== Material to process ==
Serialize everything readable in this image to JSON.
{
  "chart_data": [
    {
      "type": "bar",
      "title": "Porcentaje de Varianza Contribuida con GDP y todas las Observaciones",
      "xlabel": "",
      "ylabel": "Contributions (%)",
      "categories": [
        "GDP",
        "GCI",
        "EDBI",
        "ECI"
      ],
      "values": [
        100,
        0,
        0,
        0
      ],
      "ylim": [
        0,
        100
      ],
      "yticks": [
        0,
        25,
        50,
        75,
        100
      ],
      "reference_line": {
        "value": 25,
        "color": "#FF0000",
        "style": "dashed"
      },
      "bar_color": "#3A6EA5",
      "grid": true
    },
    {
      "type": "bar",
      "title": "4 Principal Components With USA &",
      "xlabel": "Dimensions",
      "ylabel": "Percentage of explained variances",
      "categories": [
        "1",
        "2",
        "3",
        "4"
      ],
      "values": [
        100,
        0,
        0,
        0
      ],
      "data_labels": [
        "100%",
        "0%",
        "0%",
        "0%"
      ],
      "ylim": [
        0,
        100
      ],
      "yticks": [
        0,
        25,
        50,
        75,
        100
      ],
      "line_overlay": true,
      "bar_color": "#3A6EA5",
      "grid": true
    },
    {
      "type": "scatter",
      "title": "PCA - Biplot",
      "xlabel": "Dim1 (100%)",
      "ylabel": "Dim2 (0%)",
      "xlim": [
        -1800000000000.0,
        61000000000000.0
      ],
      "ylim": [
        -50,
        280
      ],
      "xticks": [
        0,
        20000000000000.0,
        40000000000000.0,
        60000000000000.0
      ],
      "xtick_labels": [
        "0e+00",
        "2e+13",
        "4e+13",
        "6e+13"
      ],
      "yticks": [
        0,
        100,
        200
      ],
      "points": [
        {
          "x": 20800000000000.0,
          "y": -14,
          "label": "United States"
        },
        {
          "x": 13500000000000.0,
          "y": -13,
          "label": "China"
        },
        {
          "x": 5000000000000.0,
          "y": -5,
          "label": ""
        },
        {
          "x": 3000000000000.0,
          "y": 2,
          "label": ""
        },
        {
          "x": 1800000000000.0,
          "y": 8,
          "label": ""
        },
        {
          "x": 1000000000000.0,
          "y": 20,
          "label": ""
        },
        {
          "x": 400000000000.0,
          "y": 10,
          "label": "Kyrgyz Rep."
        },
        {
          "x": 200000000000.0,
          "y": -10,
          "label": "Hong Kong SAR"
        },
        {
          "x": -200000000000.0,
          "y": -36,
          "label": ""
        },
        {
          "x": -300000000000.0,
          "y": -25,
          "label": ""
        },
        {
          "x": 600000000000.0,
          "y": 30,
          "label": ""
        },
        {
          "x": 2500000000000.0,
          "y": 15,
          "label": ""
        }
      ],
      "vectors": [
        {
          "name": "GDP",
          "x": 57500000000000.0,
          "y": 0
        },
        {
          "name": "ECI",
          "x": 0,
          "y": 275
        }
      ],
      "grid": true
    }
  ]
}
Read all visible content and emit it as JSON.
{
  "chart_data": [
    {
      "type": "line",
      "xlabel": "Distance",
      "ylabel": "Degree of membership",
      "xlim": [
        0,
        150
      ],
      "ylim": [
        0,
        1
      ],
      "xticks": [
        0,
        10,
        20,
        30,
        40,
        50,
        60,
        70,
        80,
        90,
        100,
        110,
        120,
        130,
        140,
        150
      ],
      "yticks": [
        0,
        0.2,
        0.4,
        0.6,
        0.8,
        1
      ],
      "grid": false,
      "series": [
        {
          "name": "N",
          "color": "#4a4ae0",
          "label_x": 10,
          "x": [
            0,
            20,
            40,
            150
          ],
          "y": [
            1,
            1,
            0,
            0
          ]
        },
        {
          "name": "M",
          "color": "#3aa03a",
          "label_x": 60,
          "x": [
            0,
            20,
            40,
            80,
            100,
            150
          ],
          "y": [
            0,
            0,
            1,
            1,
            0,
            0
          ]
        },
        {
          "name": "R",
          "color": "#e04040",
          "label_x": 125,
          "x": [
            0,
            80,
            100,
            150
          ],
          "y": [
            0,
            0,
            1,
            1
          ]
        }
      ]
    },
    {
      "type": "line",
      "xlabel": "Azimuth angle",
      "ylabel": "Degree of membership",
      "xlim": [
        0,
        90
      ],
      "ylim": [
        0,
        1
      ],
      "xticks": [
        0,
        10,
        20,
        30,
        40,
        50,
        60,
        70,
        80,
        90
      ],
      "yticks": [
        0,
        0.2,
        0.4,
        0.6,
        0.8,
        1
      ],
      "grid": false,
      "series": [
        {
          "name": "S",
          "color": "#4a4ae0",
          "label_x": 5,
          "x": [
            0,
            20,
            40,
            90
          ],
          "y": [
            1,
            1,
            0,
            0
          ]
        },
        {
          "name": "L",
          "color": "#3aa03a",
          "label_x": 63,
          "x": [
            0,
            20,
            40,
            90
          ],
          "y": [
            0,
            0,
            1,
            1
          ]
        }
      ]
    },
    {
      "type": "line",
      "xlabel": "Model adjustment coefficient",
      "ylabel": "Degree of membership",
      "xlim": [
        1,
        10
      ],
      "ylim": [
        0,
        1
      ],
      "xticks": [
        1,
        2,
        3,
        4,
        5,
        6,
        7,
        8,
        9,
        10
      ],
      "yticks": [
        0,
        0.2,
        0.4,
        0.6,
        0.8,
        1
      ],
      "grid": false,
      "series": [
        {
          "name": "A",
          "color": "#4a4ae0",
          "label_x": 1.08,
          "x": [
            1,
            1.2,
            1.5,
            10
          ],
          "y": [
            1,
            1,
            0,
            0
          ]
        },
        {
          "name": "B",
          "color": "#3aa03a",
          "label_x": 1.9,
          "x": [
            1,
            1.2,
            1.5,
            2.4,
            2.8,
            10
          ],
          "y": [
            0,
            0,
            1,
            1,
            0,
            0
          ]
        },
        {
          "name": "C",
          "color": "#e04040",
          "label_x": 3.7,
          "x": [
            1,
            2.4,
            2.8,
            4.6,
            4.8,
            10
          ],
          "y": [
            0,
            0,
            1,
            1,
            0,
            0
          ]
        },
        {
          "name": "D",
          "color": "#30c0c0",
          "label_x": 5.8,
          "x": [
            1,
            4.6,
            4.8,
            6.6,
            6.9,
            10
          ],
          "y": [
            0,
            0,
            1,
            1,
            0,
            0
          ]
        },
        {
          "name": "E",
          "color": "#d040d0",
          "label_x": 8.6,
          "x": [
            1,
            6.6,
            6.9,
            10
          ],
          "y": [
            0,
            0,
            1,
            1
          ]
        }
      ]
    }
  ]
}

== Exercise details ==
Your task is to output all of the data above word for word.

== Written answer ==
Serialize everything readable in this image to JSON.
{
  "chart_data": [
    {
      "type": "bar",
      "title": "Porcentaje de Varianza Contribuida con GDP y todas las Observaciones",
      "xlabel": "",
      "ylabel": "Contributions (%)",
      "categories": [
        "GDP",
        "GCI",
        "EDBI",
        "ECI"
      ],
      "values": [
        100,
        0,
        0,
        0
      ],
      "ylim": [
        0,
        100
      ],
      "yticks": [
        0,
        25,
        50,
        75,
        100
      ],
      "reference_line": {
        "value": 25,
        "color": "#FF0000",
        "style": "dashed"
      },
      "bar_color": "#3A6EA5",
      "grid": true
    },
    {
      "type": "bar",
      "title": "4 Principal Components With USA &",
      "xlabel": "Dimensions",
      "ylabel": "Percentage of explained variances",
      "categories": [
        "1",
        "2",
        "3",
        "4"
      ],
      "values": [
        100,
        0,
        0,
        0
      ],
      "data_labels": [
        "100%",
        "0%",
        "0%",
        "0%"
      ],
      "ylim": [
        0,
        100
      ],
      "yticks": [
        0,
        25,
        50,
        75,
        100
      ],
      "line_overlay": true,
      "bar_color": "#3A6EA5",
      "grid": true
    },
    {
      "type": "scatter",
      "title": "PCA - Biplot",
      "xlabel": "Dim1 (100%)",
      "ylabel": "Dim2 (0%)",
      "xlim": [
        -1800000000000.0,
        61000000000000.0
      ],
      "ylim": [
        -50,
        280
      ],
      "xticks": [
        0,
        20000000000000.0,
        40000000000000.0,
        60000000000000.0
      ],
      "xtick_labels": [
        "0e+00",
        "2e+13",
        "4e+13",
        "6e+13"
      ],
      "yticks": [
        0,
        100,
        200
      ],
      "points": [
        {
          "x": 20800000000000.0,
          "y": -14,
          "label": "United States"
        },
        {
          "x": 13500000000000.0,
          "y": -13,
          "label": "China"
        },
        {
          "x": 5000000000000.0,
          "y": -5,
          "label": ""
        },
        {
          "x": 3000000000000.0,
          "y": 2,
          "label": ""
        },
        {
          "x": 1800000000000.0,
          "y": 8,
          "label": ""
        },
        {
          "x": 1000000000000.0,
          "y": 20,
          "label": ""
        },
        {
          "x": 400000000000.0,
          "y": 10,
          "label": "Kyrgyz Rep."
        },
        {
          "x": 200000000000.0,
          "y": -10,
          "label": "Hong Kong SAR"
        },
        {
          "x": -200000000000.0,
          "y": -36,
          "label": ""
        },
        {
          "x": -300000000000.0,
          "y": -25,
          "label": ""
        },
        {
          "x": 600000000000.0,
          "y": 30,
          "label": ""
        },
        {
          "x": 2500000000000.0,
          "y": 15,
          "label": ""
        }
      ],
      "vectors": [
        {
          "name": "GDP",
          "x": 57500000000000.0,
          "y": 0
        },
        {
          "name": "ECI",
          "x": 0,
          "y": 275
        }
      ],
      "grid": true
    }
  ]
}
Read all visible content and emit it as JSON.
{
  "chart_data": [
    {
      "type": "line",
      "xlabel": "Distance",
      "ylabel": "Degree of membership",
      "xlim": [
        0,
        150
      ],
      "ylim": [
        0,
        1
      ],
      "xticks": [
        0,
        10,
        20,
        30,
        40,
        50,
        60,
        70,
        80,
        90,
        100,
        110,
        120,
        130,
        140,
        150
      ],
      "yticks": [
        0,
        0.2,
        0.4,
        0.6,
        0.8,
        1
      ],
      "grid": false,
      "series": [
        {
          "name": "N",
          "color": "#4a4ae0",
          "label_x": 10,
          "x": [
            0,
            20,
            40,
            150
          ],
          "y": [
            1,
            1,
            0,
            0
          ]
        },
        {
          "name": "M",
          "color": "#3aa03a",
          "label_x": 60,
          "x": [
            0,
            20,
            40,
            80,
            100,
            150
          ],
          "y": [
            0,
            0,
            1,
            1,
            0,
            0
          ]
        },
        {
          "name": "R",
          "color": "#e04040",
          "label_x": 125,
          "x": [
            0,
            80,
            100,
            150
          ],
          "y": [
            0,
            0,
            1,
            1
          ]
        }
      ]
    },
    {
      "type": "line",
      "xlabel": "Azimuth angle",
      "ylabel": "Degree of membership",
      "xlim": [
        0,
        90
      ],
      "ylim": [
        0,
        1
      ],
      "xticks": [
        0,
        10,
        20,
        30,
        40,
        50,
        60,
        70,
        80,
        90
      ],
      "yticks": [
        0,
        0.2,
        0.4,
        0.6,
        0.8,
        1
      ],
      "grid": false,
      "series": [
        {
          "name": "S",
          "color": "#4a4ae0",
          "label_x": 5,
          "x": [
            0,
            20,
            40,
            90
          ],
          "y": [
            1,
            1,
            0,
            0
          ]
        },
        {
          "name": "L",
          "color": "#3aa03a",
          "label_x": 63,
          "x": [
            0,
            20,
            40,
            90
          ],
          "y": [
            0,
            0,
            1,
            1
          ]
        }
      ]
    },
    {
      "type": "line",
      "xlabel": "Model adjustment coefficient",
      "ylabel": "Degree of membership",
      "xlim": [
        1,
        10
      ],
      "ylim": [
        0,
        1
      ],
      "xticks": [
        1,
        2,
        3,
        4,
        5,
        6,
        7,
        8,
        9,
        10
      ],
      "yticks": [
        0,
        0.2,
        0.4,
        0.6,
        0.8,
        1
      ],
      "grid": false,
      "series": [
        {
          "name": "A",
          "color": "#4a4ae0",
          "label_x": 1.08,
          "x": [
            1,
            1.2,
            1.5,
            10
          ],
          "y": [
            1,
            1,
            0,
            0
          ]
        },
        {
          "name": "B",
          "color": "#3aa03a",
          "label_x": 1.9,
          "x": [
            1,
            1.2,
            1.5,
            2.4,
            2.8,
            10
          ],
          "y": [
            0,
            0,
            1,
            1,
            0,
            0
          ]
        },
        {
          "name": "C",
          "color": "#e04040",
          "label_x": 3.7,
          "x": [
            1,
            2.4,
            2.8,
            4.6,
            4.8,
            10
          ],
          "y": [
            0,
            0,
            1,
            1,
            0,
            0
          ]
        },
        {
          "name": "D",
          "color": "#30c0c0",
          "label_x": 5.8,
          "x": [
            1,
            4.6,
            4.8,
            6.6,
            6.9,
            10
          ],
          "y": [
            0,
            0,
            1,
            1,
            0,
            0
          ]
        },
        {
          "name": "E",
          "color": "#d040d0",
          "label_x": 8.6,
          "x": [
            1,
            6.6,
            6.9,
            10
          ],
          "y": [
            0,
            0,
            1,
            1
          ]
        }
      ]
    }
  ]
}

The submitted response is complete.